(Dataset items)

+ + + +

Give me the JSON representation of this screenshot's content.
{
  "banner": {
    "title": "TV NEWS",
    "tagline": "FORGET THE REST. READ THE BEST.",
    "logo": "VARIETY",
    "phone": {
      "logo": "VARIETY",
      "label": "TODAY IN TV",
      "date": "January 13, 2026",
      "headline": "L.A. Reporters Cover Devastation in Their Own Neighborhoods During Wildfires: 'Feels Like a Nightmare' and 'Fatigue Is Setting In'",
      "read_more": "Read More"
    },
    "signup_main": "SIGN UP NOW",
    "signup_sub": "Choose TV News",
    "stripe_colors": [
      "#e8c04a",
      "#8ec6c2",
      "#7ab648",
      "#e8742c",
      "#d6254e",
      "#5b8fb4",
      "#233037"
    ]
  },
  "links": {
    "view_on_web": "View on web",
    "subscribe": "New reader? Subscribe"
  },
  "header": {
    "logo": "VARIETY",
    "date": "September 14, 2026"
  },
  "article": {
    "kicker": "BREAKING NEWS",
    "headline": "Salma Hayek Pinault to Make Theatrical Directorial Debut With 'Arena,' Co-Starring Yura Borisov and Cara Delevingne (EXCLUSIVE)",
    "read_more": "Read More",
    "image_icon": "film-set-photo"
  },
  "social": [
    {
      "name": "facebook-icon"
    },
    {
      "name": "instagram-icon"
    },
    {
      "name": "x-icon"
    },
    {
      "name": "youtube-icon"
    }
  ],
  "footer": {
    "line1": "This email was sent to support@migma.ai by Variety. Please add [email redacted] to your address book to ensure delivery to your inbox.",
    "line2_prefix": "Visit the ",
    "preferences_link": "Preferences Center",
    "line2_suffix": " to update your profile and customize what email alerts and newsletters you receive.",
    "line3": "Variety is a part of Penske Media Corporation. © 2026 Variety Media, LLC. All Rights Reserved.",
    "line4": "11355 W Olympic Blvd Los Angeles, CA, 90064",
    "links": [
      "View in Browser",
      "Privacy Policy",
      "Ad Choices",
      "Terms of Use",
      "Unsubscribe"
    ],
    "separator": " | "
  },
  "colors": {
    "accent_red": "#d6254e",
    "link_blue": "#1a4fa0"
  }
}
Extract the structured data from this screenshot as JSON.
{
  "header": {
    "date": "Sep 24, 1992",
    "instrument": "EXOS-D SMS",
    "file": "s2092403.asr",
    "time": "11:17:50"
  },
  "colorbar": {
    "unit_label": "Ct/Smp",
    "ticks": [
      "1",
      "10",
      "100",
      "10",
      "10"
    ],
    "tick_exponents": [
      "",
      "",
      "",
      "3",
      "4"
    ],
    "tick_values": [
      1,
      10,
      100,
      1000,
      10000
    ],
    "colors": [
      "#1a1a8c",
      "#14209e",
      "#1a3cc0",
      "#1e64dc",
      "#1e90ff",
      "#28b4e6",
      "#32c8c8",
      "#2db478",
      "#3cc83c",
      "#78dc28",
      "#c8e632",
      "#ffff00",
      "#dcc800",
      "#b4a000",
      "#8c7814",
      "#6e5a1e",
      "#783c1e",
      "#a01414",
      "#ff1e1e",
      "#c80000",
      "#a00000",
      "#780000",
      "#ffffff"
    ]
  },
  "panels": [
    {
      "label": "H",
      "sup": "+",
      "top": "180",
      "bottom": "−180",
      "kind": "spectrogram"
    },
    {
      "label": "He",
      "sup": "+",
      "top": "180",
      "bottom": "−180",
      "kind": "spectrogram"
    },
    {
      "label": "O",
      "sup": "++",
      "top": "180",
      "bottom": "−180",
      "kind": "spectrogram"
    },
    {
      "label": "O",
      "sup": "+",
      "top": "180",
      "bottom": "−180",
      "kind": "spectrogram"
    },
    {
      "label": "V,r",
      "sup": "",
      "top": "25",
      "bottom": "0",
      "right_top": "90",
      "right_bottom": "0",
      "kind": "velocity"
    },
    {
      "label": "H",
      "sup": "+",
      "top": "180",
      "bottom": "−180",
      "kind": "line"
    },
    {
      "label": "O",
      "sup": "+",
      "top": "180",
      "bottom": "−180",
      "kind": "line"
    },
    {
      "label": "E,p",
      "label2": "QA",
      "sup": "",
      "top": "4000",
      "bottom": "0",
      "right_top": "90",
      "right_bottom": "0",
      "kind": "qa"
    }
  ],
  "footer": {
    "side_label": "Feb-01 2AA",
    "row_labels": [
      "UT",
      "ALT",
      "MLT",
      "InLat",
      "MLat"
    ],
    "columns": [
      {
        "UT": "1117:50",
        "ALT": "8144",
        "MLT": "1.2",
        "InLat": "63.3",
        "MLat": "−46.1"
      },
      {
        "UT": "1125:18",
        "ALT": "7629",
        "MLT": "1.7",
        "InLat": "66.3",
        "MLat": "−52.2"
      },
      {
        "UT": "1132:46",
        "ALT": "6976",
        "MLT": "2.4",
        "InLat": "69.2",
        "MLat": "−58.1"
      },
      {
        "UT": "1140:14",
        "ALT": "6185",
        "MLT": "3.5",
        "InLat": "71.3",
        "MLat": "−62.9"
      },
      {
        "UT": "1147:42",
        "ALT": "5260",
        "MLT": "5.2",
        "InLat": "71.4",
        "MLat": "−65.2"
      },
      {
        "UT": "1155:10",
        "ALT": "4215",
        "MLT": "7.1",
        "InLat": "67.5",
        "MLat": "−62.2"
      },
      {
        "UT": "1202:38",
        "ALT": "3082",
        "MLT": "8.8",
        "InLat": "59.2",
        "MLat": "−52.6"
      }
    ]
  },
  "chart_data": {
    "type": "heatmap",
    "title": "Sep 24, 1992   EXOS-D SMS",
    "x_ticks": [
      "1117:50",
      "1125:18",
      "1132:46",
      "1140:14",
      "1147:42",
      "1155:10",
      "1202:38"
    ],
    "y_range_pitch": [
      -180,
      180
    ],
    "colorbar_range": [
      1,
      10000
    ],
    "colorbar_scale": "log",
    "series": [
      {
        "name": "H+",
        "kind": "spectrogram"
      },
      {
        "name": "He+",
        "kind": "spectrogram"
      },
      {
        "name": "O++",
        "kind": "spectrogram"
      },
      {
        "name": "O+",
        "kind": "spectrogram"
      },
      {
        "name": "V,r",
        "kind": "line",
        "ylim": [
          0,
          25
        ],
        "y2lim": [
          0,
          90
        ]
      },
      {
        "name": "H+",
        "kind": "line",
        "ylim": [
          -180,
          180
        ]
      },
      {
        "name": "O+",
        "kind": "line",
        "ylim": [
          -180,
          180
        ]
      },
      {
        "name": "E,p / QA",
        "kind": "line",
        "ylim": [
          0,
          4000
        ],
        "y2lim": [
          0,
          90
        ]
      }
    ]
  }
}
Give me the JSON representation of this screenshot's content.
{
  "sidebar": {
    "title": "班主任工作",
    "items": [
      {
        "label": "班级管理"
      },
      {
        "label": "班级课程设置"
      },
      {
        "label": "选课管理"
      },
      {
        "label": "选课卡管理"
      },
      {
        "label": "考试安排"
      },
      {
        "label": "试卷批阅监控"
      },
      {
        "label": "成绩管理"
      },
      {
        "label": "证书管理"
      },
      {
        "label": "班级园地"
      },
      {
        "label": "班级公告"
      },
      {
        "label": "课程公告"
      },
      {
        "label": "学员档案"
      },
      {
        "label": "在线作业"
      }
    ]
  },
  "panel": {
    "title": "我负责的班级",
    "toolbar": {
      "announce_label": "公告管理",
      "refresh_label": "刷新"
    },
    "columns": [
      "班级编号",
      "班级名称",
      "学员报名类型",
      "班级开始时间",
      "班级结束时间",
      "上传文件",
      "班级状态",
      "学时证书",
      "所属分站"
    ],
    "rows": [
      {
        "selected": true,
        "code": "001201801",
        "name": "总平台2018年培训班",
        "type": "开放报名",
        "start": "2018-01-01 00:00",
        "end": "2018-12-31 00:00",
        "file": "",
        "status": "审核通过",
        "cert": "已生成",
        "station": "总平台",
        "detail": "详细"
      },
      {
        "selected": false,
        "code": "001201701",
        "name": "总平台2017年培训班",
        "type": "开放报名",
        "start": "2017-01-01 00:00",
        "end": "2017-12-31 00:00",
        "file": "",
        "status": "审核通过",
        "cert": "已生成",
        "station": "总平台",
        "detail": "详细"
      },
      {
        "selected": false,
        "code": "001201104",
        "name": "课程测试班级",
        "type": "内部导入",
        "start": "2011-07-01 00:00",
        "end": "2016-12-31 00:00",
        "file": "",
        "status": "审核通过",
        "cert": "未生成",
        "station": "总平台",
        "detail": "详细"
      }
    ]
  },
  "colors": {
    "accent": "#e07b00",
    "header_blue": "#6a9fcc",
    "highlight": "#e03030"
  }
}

+ + + +

→ Objective
Read through the entries and copy every line that includes "View".

→ Solution to this task
    "view_on_web": "View on web",
      "View in Browser",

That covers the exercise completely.